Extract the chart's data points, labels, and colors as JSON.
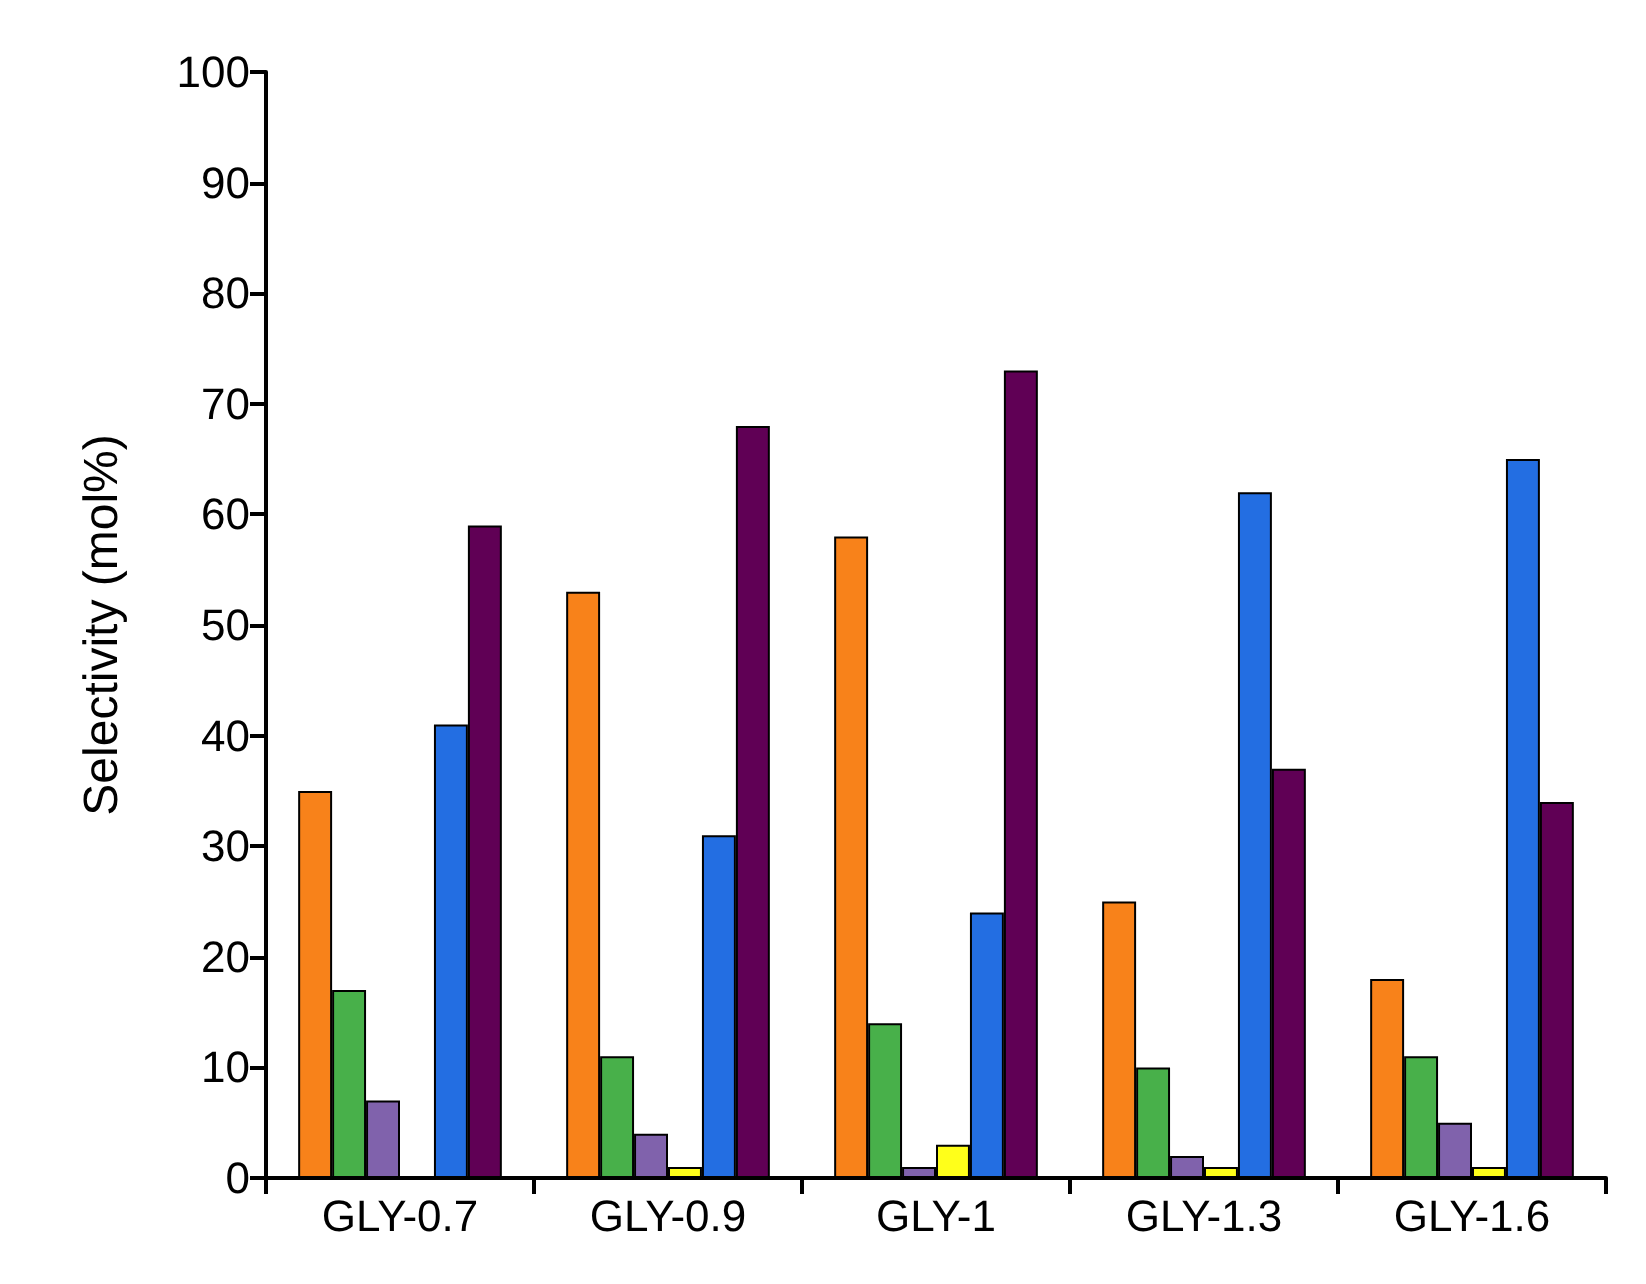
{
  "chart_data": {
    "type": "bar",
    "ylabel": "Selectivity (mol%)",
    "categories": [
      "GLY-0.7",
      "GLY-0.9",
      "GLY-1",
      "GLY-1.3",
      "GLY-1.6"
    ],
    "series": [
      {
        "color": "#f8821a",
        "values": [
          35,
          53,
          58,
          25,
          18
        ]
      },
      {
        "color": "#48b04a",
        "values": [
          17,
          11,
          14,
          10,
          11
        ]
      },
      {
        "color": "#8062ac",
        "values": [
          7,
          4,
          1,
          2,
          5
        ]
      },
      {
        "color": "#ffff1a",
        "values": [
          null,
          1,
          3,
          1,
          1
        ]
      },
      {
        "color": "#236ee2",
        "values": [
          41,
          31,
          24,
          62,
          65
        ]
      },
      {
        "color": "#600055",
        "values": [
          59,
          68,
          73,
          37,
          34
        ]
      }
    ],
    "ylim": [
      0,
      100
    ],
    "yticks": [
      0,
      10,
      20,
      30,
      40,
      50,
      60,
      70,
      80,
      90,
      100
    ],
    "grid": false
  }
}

==

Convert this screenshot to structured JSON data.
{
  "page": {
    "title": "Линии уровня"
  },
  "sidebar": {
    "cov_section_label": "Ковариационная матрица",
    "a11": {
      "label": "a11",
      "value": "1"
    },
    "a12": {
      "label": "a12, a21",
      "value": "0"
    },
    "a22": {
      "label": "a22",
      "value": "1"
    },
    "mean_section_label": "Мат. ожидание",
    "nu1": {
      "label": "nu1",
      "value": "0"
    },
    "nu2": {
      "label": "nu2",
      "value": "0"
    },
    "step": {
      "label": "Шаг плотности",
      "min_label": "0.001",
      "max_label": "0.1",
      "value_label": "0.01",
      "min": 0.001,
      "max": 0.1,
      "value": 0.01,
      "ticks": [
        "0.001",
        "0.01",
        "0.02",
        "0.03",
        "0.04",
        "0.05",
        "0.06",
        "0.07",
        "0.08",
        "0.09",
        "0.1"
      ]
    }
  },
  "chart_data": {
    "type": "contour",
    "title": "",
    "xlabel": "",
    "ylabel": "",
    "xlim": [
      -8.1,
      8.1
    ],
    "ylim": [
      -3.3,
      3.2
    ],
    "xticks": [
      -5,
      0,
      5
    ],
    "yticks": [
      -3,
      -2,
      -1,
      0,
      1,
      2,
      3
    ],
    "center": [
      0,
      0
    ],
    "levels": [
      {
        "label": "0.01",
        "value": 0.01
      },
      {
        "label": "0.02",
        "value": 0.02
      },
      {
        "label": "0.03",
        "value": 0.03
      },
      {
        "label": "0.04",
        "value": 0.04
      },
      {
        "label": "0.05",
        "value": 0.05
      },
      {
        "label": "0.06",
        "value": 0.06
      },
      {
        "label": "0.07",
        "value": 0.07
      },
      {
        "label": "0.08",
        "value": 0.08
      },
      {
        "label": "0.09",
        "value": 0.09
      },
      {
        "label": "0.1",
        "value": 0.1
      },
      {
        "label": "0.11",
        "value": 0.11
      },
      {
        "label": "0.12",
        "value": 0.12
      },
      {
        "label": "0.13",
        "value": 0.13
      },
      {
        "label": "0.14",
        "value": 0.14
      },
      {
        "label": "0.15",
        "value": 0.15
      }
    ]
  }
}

◆ **What is required**
Take each line of the material that contains the word "JSON" and list it.

◆ **Completed exercise**
Extract the chart's data points, labels, and colors as JSON.
Convert this screenshot to structured JSON data.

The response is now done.